= Problem =
Look through the lines of the material and count those containing "voters". Give that count alone.
____________________
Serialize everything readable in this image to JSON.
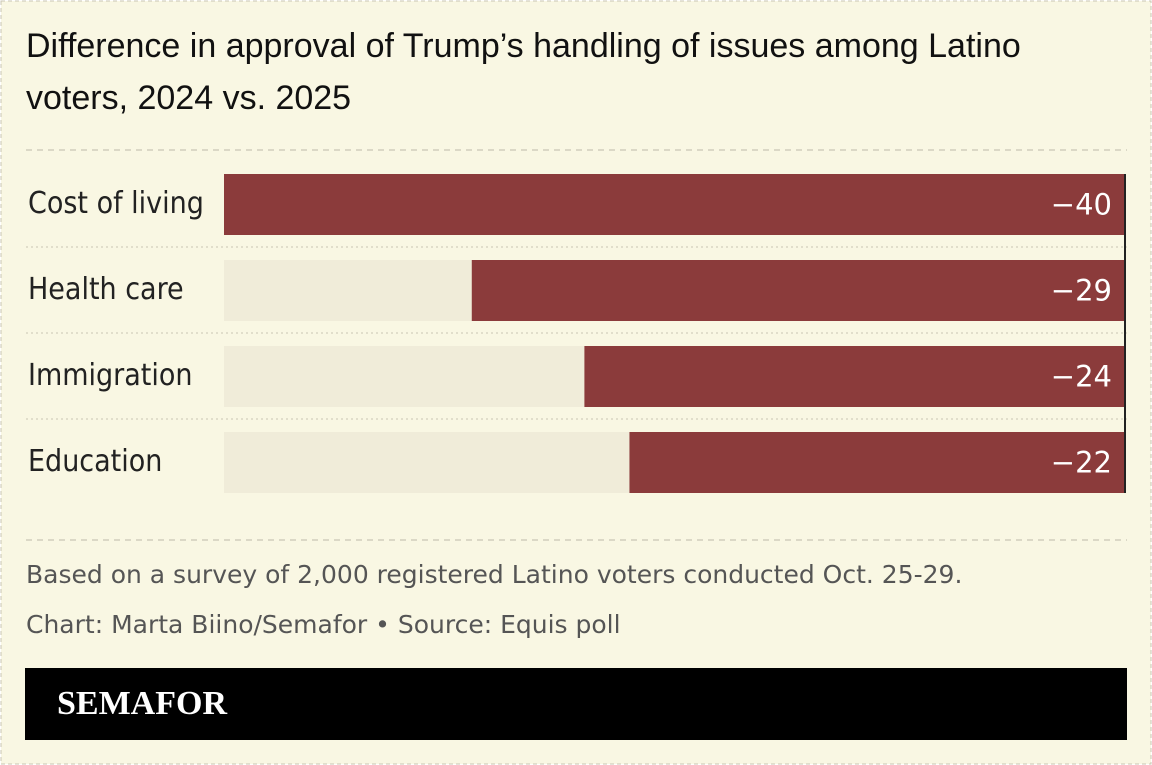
{
  "chart_data": {
    "type": "bar",
    "orientation": "horizontal",
    "title": "Difference in approval of Trump’s handling of issues among Latino voters, 2024 vs. 2025",
    "categories": [
      "Cost of living",
      "Health care",
      "Immigration",
      "Education"
    ],
    "values": [
      -40,
      -29,
      -24,
      -22
    ],
    "value_labels": [
      "−40",
      "−29",
      "−24",
      "−22"
    ],
    "color": "#8b3b3b",
    "xlim": [
      -40,
      0
    ],
    "note": "Based on a survey of 2,000 registered Latino voters conducted Oct. 25-29.",
    "source": "Chart: Marta Biino/Semafor • Source: Equis poll",
    "logo": "SEMAFOR"
  }
}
____________________
= Complete output =
2